AIM OF THE TASK = Copy all the material that follows, keeping every character the same.

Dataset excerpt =
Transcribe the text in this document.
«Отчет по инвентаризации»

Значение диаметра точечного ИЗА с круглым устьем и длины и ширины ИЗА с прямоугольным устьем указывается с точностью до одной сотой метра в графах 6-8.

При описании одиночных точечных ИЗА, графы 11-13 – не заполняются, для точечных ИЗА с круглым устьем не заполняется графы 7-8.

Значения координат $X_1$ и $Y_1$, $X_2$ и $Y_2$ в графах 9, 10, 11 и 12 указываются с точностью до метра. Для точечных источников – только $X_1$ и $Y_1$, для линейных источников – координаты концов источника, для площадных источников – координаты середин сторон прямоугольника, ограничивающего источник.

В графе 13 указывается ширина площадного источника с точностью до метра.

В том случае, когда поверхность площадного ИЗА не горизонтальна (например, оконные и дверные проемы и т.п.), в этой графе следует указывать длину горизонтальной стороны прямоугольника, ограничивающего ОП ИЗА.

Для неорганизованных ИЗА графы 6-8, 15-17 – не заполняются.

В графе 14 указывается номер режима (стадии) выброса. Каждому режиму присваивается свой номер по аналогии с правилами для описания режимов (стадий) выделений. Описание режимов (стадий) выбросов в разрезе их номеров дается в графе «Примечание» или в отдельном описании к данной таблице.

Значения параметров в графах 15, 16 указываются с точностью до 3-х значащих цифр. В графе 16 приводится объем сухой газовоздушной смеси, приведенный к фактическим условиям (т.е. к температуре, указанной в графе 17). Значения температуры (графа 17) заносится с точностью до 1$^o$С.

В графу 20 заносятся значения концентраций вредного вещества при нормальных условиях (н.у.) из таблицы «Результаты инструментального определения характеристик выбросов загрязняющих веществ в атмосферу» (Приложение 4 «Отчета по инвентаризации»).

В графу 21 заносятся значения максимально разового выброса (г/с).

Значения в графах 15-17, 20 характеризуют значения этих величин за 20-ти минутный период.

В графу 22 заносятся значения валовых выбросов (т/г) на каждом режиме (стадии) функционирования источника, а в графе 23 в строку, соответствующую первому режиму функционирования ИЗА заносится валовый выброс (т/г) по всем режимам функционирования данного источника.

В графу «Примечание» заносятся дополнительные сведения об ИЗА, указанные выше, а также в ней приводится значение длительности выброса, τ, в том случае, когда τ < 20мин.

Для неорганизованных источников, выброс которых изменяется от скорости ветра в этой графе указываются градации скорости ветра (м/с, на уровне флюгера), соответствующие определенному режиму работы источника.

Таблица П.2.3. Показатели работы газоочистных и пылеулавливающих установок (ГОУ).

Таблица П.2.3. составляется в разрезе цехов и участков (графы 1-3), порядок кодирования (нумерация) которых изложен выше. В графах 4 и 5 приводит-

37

WRITTEN RESPONSE =
Transcribe the text in this document.
«Отчет по инвентаризации»

Значение диаметра точечного ИЗА с круглым устьем и длины и ширины ИЗА с прямоугольным устьем указывается с точностью до одной сотой метра в графах 6-8.

При описании одиночных точечных ИЗА, графы 11-13 – не заполняются, для точечных ИЗА с круглым устьем не заполняется графы 7-8.

Значения координат $X_1$ и $Y_1$, $X_2$ и $Y_2$ в графах 9, 10, 11 и 12 указываются с точностью до метра. Для точечных источников – только $X_1$ и $Y_1$, для линейных источников – координаты концов источника, для площадных источников – координаты середин сторон прямоугольника, ограничивающего источник.

В графе 13 указывается ширина площадного источника с точностью до метра.

В том случае, когда поверхность площадного ИЗА не горизонтальна (например, оконные и дверные проемы и т.п.), в этой графе следует указывать длину горизонтальной стороны прямоугольника, ограничивающего ОП ИЗА.

Для неорганизованных ИЗА графы 6-8, 15-17 – не заполняются.

В графе 14 указывается номер режима (стадии) выброса. Каждому режиму присваивается свой номер по аналогии с правилами для описания режимов (стадий) выделений. Описание режимов (стадий) выбросов в разрезе их номеров дается в графе «Примечание» или в отдельном описании к данной таблице.

Значения параметров в графах 15, 16 указываются с точностью до 3-х значащих цифр. В графе 16 приводится объем сухой газовоздушной смеси, приведенный к фактическим условиям (т.е. к температуре, указанной в графе 17). Значения температуры (графа 17) заносится с точностью до 1$^o$С.

В графу 20 заносятся значения концентраций вредного вещества при нормальных условиях (н.у.) из таблицы «Результаты инструментального определения характеристик выбросов загрязняющих веществ в атмосферу» (Приложение 4 «Отчета по инвентаризации»).

В графу 21 заносятся значения максимально разового выброса (г/с).

Значения в графах 15-17, 20 характеризуют значения этих величин за 20-ти минутный период.

В графу 22 заносятся значения валовых выбросов (т/г) на каждом режиме (стадии) функционирования источника, а в графе 23 в строку, соответствующую первому режиму функционирования ИЗА заносится валовый выброс (т/г) по всем режимам функционирования данного источника.

В графу «Примечание» заносятся дополнительные сведения об ИЗА, указанные выше, а также в ней приводится значение длительности выброса, τ, в том случае, когда τ < 20мин.

Для неорганизованных источников, выброс которых изменяется от скорости ветра в этой графе указываются градации скорости ветра (м/с, на уровне флюгера), соответствующие определенному режиму работы источника.

Таблица П.2.3. Показатели работы газоочистных и пылеулавливающих установок (ГОУ).

Таблица П.2.3. составляется в разрезе цехов и участков (графы 1-3), порядок кодирования (нумерация) которых изложен выше. В графах 4 и 5 приводит-

37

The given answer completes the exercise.